All the data should be repeated exactly. Any image in it is left out.

Items from a figure collection:
──────

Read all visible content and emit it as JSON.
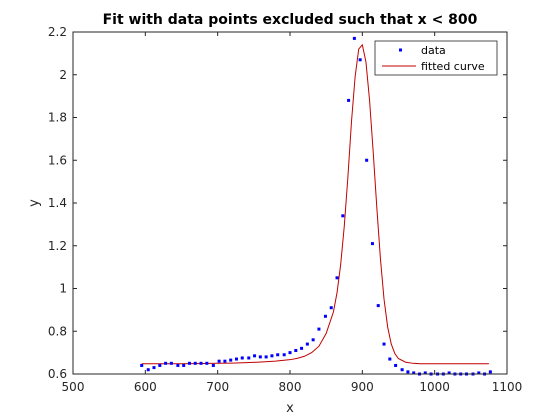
{
  "chart_data": {
    "type": "scatter",
    "title": "Fit with data points excluded such that x < 800",
    "xlabel": "x",
    "ylabel": "y",
    "xlim": [
      500,
      1100
    ],
    "ylim": [
      0.6,
      2.2
    ],
    "grid": false,
    "legend_position": "top-right",
    "x_ticks": [
      "500",
      "600",
      "700",
      "800",
      "900",
      "1000",
      "1100"
    ],
    "y_ticks": [
      "0.6",
      "0.8",
      "1",
      "1.2",
      "1.4",
      "1.6",
      "1.8",
      "2",
      "2.2"
    ],
    "series": [
      {
        "name": "data",
        "style": "points",
        "color": "#0000ff",
        "x": [
          595,
          604,
          612,
          620,
          628,
          636,
          645,
          653,
          661,
          669,
          677,
          685,
          694,
          702,
          710,
          718,
          726,
          734,
          743,
          751,
          759,
          767,
          775,
          783,
          792,
          800,
          808,
          816,
          824,
          832,
          840,
          849,
          857,
          865,
          873,
          881,
          889,
          897,
          906,
          914,
          922,
          930,
          938,
          946,
          955,
          963,
          971,
          979,
          987,
          995,
          1004,
          1012,
          1020,
          1028,
          1036,
          1044,
          1053,
          1061,
          1069,
          1077
        ],
        "y": [
          0.64,
          0.62,
          0.63,
          0.64,
          0.65,
          0.65,
          0.64,
          0.64,
          0.65,
          0.65,
          0.65,
          0.65,
          0.64,
          0.66,
          0.66,
          0.665,
          0.67,
          0.675,
          0.675,
          0.685,
          0.68,
          0.68,
          0.685,
          0.69,
          0.69,
          0.7,
          0.71,
          0.72,
          0.74,
          0.76,
          0.81,
          0.87,
          0.91,
          1.05,
          1.34,
          1.88,
          2.17,
          2.07,
          1.6,
          1.21,
          0.92,
          0.74,
          0.67,
          0.64,
          0.62,
          0.61,
          0.605,
          0.6,
          0.605,
          0.6,
          0.6,
          0.6,
          0.605,
          0.6,
          0.6,
          0.6,
          0.6,
          0.605,
          0.6,
          0.61
        ]
      },
      {
        "name": "fitted curve",
        "style": "line",
        "color": "#c00000",
        "x": [
          595,
          620,
          650,
          680,
          700,
          720,
          740,
          760,
          780,
          800,
          810,
          820,
          830,
          840,
          850,
          860,
          865,
          870,
          875,
          880,
          885,
          890,
          895,
          900,
          905,
          910,
          915,
          920,
          925,
          930,
          935,
          940,
          945,
          950,
          960,
          970,
          980,
          1000,
          1040,
          1075
        ],
        "y": [
          0.648,
          0.648,
          0.648,
          0.649,
          0.65,
          0.651,
          0.653,
          0.656,
          0.66,
          0.667,
          0.673,
          0.683,
          0.7,
          0.73,
          0.79,
          0.89,
          0.98,
          1.11,
          1.29,
          1.52,
          1.78,
          1.99,
          2.12,
          2.14,
          2.06,
          1.88,
          1.64,
          1.38,
          1.14,
          0.95,
          0.82,
          0.74,
          0.695,
          0.672,
          0.655,
          0.65,
          0.648,
          0.648,
          0.648,
          0.648
        ]
      }
    ]
  }
}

──────

• Solution to this problem
Read all visible content and emit it as JSON.
{
  "chart_data": {
    "type": "scatter",
    "title": "Fit with data points excluded such that x < 800",
    "xlabel": "x",
    "ylabel": "y",
    "xlim": [
      500,
      1100
    ],
    "ylim": [
      0.6,
      2.2
    ],
    "grid": false,
    "legend_position": "top-right",
    "x_ticks": [
      "500",
      "600",
      "700",
      "800",
      "900",
      "1000",
      "1100"
    ],
    "y_ticks": [
      "0.6",
      "0.8",
      "1",
      "1.2",
      "1.4",
      "1.6",
      "1.8",
      "2",
      "2.2"
    ],
    "series": [
      {
        "name": "data",
        "style": "points",
        "color": "#0000ff",
        "x": [
          595,
          604,
          612,
          620,
          628,
          636,
          645,
          653,
          661,
          669,
          677,
          685,
          694,
          702,
          710,
          718,
          726,
          734,
          743,
          751,
          759,
          767,
          775,
          783,
          792,
          800,
          808,
          816,
          824,
          832,
          840,
          849,
          857,
          865,
          873,
          881,
          889,
          897,
          906,
          914,
          922,
          930,
          938,
          946,
          955,
          963,
          971,
          979,
          987,
          995,
          1004,
          1012,
          1020,
          1028,
          1036,
          1044,
          1053,
          1061,
          1069,
          1077
        ],
        "y": [
          0.64,
          0.62,
          0.63,
          0.64,
          0.65,
          0.65,
          0.64,
          0.64,
          0.65,
          0.65,
          0.65,
          0.65,
          0.64,
          0.66,
          0.66,
          0.665,
          0.67,
          0.675,
          0.675,
          0.685,
          0.68,
          0.68,
          0.685,
          0.69,
          0.69,
          0.7,
          0.71,
          0.72,
          0.74,
          0.76,
          0.81,
          0.87,
          0.91,
          1.05,
          1.34,
          1.88,
          2.17,
          2.07,
          1.6,
          1.21,
          0.92,
          0.74,
          0.67,
          0.64,
          0.62,
          0.61,
          0.605,
          0.6,
          0.605,
          0.6,
          0.6,
          0.6,
          0.605,
          0.6,
          0.6,
          0.6,
          0.6,
          0.605,
          0.6,
          0.61
        ]
      },
      {
        "name": "fitted curve",
        "style": "line",
        "color": "#c00000",
        "x": [
          595,
          620,
          650,
          680,
          700,
          720,
          740,
          760,
          780,
          800,
          810,
          820,
          830,
          840,
          850,
          860,
          865,
          870,
          875,
          880,
          885,
          890,
          895,
          900,
          905,
          910,
          915,
          920,
          925,
          930,
          935,
          940,
          945,
          950,
          960,
          970,
          980,
          1000,
          1040,
          1075
        ],
        "y": [
          0.648,
          0.648,
          0.648,
          0.649,
          0.65,
          0.651,
          0.653,
          0.656,
          0.66,
          0.667,
          0.673,
          0.683,
          0.7,
          0.73,
          0.79,
          0.89,
          0.98,
          1.11,
          1.29,
          1.52,
          1.78,
          1.99,
          2.12,
          2.14,
          2.06,
          1.88,
          1.64,
          1.38,
          1.14,
          0.95,
          0.82,
          0.74,
          0.695,
          0.672,
          0.655,
          0.65,
          0.648,
          0.648,
          0.648,
          0.648
        ]
      }
    ]
  }
}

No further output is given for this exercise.